## Begin

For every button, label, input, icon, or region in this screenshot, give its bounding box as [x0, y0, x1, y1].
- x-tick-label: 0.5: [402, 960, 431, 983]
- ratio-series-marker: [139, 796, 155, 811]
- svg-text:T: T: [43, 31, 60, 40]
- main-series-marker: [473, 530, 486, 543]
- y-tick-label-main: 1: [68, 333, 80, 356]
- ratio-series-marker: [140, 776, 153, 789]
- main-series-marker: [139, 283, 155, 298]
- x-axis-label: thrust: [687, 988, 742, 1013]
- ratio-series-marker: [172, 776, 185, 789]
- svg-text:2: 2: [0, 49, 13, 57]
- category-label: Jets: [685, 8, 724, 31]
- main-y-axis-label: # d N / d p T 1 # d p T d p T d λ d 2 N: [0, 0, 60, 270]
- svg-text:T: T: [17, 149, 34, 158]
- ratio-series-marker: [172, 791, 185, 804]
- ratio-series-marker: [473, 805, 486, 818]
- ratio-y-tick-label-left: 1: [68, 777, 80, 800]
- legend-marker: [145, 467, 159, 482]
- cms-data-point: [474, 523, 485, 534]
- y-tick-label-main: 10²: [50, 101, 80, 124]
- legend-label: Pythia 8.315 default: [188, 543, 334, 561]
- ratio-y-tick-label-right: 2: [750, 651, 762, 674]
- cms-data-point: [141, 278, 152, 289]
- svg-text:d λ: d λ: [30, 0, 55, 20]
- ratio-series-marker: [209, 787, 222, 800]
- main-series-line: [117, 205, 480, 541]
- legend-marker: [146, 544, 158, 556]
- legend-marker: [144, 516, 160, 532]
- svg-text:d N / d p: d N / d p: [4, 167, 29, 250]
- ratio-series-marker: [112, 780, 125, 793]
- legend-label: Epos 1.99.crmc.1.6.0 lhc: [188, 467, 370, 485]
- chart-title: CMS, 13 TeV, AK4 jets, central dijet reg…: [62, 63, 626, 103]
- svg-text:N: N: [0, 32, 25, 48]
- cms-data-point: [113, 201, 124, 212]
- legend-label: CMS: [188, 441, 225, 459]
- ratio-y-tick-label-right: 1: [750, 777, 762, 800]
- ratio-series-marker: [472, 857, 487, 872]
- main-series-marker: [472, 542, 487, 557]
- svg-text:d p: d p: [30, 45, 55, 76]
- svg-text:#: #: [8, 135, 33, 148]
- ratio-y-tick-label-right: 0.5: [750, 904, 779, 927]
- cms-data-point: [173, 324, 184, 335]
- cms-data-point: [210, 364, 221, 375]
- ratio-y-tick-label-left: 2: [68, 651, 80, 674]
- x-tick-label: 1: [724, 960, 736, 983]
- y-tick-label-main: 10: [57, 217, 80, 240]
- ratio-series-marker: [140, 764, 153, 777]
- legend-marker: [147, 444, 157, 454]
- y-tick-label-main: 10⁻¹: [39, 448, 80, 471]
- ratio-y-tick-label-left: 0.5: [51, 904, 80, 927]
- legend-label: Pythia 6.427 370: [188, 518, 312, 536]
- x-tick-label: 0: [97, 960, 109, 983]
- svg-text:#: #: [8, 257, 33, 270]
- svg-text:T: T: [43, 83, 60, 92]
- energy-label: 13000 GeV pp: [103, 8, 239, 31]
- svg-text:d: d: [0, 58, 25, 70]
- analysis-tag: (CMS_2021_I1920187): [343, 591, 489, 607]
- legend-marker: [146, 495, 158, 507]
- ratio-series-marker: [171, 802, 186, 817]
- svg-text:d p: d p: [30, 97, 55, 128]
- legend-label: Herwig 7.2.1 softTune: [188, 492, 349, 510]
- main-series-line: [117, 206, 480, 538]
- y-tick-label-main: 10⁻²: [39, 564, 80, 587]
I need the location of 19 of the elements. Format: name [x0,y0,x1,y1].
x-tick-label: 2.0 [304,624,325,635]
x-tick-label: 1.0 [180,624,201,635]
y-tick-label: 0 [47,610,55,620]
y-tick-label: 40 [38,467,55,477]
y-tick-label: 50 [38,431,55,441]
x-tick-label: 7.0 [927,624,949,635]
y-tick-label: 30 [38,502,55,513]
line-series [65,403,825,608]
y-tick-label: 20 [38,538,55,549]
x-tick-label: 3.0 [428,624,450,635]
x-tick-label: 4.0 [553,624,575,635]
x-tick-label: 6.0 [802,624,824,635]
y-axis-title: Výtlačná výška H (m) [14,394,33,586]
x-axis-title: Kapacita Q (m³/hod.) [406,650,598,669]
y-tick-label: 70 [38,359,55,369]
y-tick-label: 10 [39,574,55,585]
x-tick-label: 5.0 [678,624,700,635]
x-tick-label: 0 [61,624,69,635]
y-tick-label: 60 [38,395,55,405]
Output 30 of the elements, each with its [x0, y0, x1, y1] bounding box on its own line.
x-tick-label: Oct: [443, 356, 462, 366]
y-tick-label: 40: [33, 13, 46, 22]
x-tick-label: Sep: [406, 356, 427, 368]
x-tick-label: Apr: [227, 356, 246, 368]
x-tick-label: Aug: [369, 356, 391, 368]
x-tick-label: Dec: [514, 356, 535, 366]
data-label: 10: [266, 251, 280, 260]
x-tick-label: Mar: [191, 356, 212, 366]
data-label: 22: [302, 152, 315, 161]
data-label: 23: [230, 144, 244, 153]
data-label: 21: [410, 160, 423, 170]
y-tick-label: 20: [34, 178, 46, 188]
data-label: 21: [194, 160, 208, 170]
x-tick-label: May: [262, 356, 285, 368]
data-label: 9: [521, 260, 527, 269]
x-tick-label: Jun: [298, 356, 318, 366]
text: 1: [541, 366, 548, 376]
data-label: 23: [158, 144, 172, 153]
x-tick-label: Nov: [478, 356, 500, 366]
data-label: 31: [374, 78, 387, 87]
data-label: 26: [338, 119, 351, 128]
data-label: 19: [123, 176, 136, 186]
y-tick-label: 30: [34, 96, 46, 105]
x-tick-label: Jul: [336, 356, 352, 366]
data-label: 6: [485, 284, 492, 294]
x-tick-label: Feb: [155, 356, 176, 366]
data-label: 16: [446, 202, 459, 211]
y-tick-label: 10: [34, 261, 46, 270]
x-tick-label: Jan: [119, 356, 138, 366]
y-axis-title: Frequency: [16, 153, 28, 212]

## End

Print every line of the material above verbatim, with no changes.

For every button, label, input, icon, or region in this screenshot, give its bounding box as [x0, y0, x1, y1].
- x-tick-label: 0.5: [402, 960, 431, 983]
- ratio-series-marker: [139, 796, 155, 811]
- svg-text:T: T: [43, 31, 60, 40]
- main-series-marker: [473, 530, 486, 543]
- y-tick-label-main: 1: [68, 333, 80, 356]
- ratio-series-marker: [140, 776, 153, 789]
- main-series-marker: [139, 283, 155, 298]
- x-axis-label: thrust: [687, 988, 742, 1013]
- ratio-series-marker: [172, 776, 185, 789]
- svg-text:2: 2: [0, 49, 13, 57]
- category-label: Jets: [685, 8, 724, 31]
- main-y-axis-label: # d N / d p T 1 # d p T d p T d λ d 2 N: [0, 0, 60, 270]
- svg-text:T: T: [17, 149, 34, 158]
- ratio-series-marker: [172, 791, 185, 804]
- ratio-series-marker: [473, 805, 486, 818]
- ratio-y-tick-label-left: 1: [68, 777, 80, 800]
- legend-marker: [145, 467, 159, 482]
- cms-data-point: [474, 523, 485, 534]
- y-tick-label-main: 10²: [50, 101, 80, 124]
- legend-label: Pythia 8.315 default: [188, 543, 334, 561]
- ratio-y-tick-label-right: 2: [750, 651, 762, 674]
- cms-data-point: [141, 278, 152, 289]
- svg-text:d λ: d λ: [30, 0, 55, 20]
- ratio-series-marker: [209, 787, 222, 800]
- main-series-line: [117, 205, 480, 541]
- legend-marker: [146, 544, 158, 556]
- legend-marker: [144, 516, 160, 532]
- svg-text:d N / d p: d N / d p: [4, 167, 29, 250]
- ratio-series-marker: [112, 780, 125, 793]
- legend-label: Epos 1.99.crmc.1.6.0 lhc: [188, 467, 370, 485]
- chart-title: CMS, 13 TeV, AK4 jets, central dijet reg…: [62, 63, 626, 103]
- svg-text:N: N: [0, 32, 25, 48]
- cms-data-point: [113, 201, 124, 212]
- legend-label: CMS: [188, 441, 225, 459]
- ratio-y-tick-label-right: 1: [750, 777, 762, 800]
- ratio-series-marker: [472, 857, 487, 872]
- main-series-marker: [472, 542, 487, 557]
- svg-text:d p: d p: [30, 45, 55, 76]
- svg-text:#: #: [8, 135, 33, 148]
- ratio-y-tick-label-right: 0.5: [750, 904, 779, 927]
- cms-data-point: [173, 324, 184, 335]
- cms-data-point: [210, 364, 221, 375]
- ratio-y-tick-label-left: 2: [68, 651, 80, 674]
- x-tick-label: 1: [724, 960, 736, 983]
- y-tick-label-main: 10: [57, 217, 80, 240]
- ratio-series-marker: [140, 764, 153, 777]
- legend-marker: [147, 444, 157, 454]
- y-tick-label-main: 10⁻¹: [39, 448, 80, 471]
- ratio-y-tick-label-left: 0.5: [51, 904, 80, 927]
- legend-label: Pythia 6.427 370: [188, 518, 312, 536]
- x-tick-label: 0: [97, 960, 109, 983]
- svg-text:#: #: [8, 257, 33, 270]
- svg-text:T: T: [43, 83, 60, 92]
- energy-label: 13000 GeV pp: [103, 8, 239, 31]
- svg-text:d: d: [0, 58, 25, 70]
- analysis-tag: (CMS_2021_I1920187): [343, 591, 489, 607]
- legend-marker: [146, 495, 158, 507]
- ratio-series-marker: [171, 802, 186, 817]
- svg-text:d p: d p: [30, 97, 55, 128]
- legend-label: Herwig 7.2.1 softTune: [188, 492, 349, 510]
- main-series-line: [117, 206, 480, 538]
- y-tick-label-main: 10⁻²: [39, 564, 80, 587]
I need the location of 19 of the elements. Format: name [x0,y0,x1,y1].
x-tick-label: 2.0 [304,624,325,635]
x-tick-label: 1.0 [180,624,201,635]
y-tick-label: 0 [47,610,55,620]
y-tick-label: 40 [38,467,55,477]
y-tick-label: 50 [38,431,55,441]
x-tick-label: 7.0 [927,624,949,635]
y-tick-label: 30 [38,502,55,513]
line-series [65,403,825,608]
y-tick-label: 20 [38,538,55,549]
x-tick-label: 3.0 [428,624,450,635]
x-tick-label: 4.0 [553,624,575,635]
x-tick-label: 6.0 [802,624,824,635]
y-axis-title: Výtlačná výška H (m) [14,394,33,586]
x-axis-title: Kapacita Q (m³/hod.) [406,650,598,669]
y-tick-label: 70 [38,359,55,369]
y-tick-label: 10 [39,574,55,585]
x-tick-label: 5.0 [678,624,700,635]
x-tick-label: 0 [61,624,69,635]
y-tick-label: 60 [38,395,55,405]
Output 30 of the elements, each with its [x0, y0, x1, y1] bounding box on its own line.
x-tick-label: Oct: [443, 356, 462, 366]
y-tick-label: 40: [33, 13, 46, 22]
x-tick-label: Sep: [406, 356, 427, 368]
x-tick-label: Apr: [227, 356, 246, 368]
x-tick-label: Aug: [369, 356, 391, 368]
x-tick-label: Dec: [514, 356, 535, 366]
data-label: 10: [266, 251, 280, 260]
x-tick-label: Mar: [191, 356, 212, 366]
data-label: 22: [302, 152, 315, 161]
data-label: 23: [230, 144, 244, 153]
data-label: 21: [410, 160, 423, 170]
y-tick-label: 20: [34, 178, 46, 188]
data-label: 21: [194, 160, 208, 170]
x-tick-label: May: [262, 356, 285, 368]
data-label: 9: [521, 260, 527, 269]
x-tick-label: Jun: [298, 356, 318, 366]
text: 1: [541, 366, 548, 376]
data-label: 23: [158, 144, 172, 153]
x-tick-label: Nov: [478, 356, 500, 366]
data-label: 31: [374, 78, 387, 87]
data-label: 26: [338, 119, 351, 128]
data-label: 19: [123, 176, 136, 186]
y-tick-label: 30: [34, 96, 46, 105]
x-tick-label: Jul: [336, 356, 352, 366]
data-label: 6: [485, 284, 492, 294]
x-tick-label: Feb: [155, 356, 176, 366]
data-label: 16: [446, 202, 459, 211]
y-tick-label: 10: [34, 261, 46, 270]
x-tick-label: Jan: [119, 356, 138, 366]
y-axis-title: Frequency: [16, 153, 28, 212]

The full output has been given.